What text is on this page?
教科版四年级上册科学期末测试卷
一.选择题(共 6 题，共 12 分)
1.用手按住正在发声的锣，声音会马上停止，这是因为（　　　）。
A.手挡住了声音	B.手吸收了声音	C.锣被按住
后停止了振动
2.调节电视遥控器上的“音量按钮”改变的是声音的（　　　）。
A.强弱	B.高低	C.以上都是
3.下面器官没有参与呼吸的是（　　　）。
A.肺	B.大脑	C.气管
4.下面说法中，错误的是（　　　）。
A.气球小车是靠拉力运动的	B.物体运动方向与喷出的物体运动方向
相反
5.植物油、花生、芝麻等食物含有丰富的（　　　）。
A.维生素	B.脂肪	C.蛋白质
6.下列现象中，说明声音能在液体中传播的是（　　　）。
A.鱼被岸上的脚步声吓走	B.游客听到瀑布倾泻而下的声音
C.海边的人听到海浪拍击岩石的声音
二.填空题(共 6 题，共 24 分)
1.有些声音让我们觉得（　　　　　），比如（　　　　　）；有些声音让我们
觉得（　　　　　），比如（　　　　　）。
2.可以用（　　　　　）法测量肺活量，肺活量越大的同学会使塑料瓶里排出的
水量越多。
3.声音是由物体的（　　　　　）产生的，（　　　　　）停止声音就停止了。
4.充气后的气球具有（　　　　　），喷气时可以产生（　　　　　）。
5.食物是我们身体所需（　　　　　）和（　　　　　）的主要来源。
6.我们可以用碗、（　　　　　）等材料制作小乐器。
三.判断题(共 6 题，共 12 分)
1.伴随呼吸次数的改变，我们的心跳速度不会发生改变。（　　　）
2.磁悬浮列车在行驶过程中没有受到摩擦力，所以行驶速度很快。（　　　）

--*--

Challenge => Give an exact repetition of all the material.

Exercise result =>
What text is on this page?
教科版四年级上册科学期末测试卷
一.选择题(共 6 题，共 12 分)
1.用手按住正在发声的锣，声音会马上停止，这是因为（　　　）。
A.手挡住了声音	B.手吸收了声音	C.锣被按住
后停止了振动
2.调节电视遥控器上的“音量按钮”改变的是声音的（　　　）。
A.强弱	B.高低	C.以上都是
3.下面器官没有参与呼吸的是（　　　）。
A.肺	B.大脑	C.气管
4.下面说法中，错误的是（　　　）。
A.气球小车是靠拉力运动的	B.物体运动方向与喷出的物体运动方向
相反
5.植物油、花生、芝麻等食物含有丰富的（　　　）。
A.维生素	B.脂肪	C.蛋白质
6.下列现象中，说明声音能在液体中传播的是（　　　）。
A.鱼被岸上的脚步声吓走	B.游客听到瀑布倾泻而下的声音
C.海边的人听到海浪拍击岩石的声音
二.填空题(共 6 题，共 24 分)
1.有些声音让我们觉得（　　　　　），比如（　　　　　）；有些声音让我们
觉得（　　　　　），比如（　　　　　）。
2.可以用（　　　　　）法测量肺活量，肺活量越大的同学会使塑料瓶里排出的
水量越多。
3.声音是由物体的（　　　　　）产生的，（　　　　　）停止声音就停止了。
4.充气后的气球具有（　　　　　），喷气时可以产生（　　　　　）。
5.食物是我们身体所需（　　　　　）和（　　　　　）的主要来源。
6.我们可以用碗、（　　　　　）等材料制作小乐器。
三.判断题(共 6 题，共 12 分)
1.伴随呼吸次数的改变，我们的心跳速度不会发生改变。（　　　）
2.磁悬浮列车在行驶过程中没有受到摩擦力，所以行驶速度很快。（　　　）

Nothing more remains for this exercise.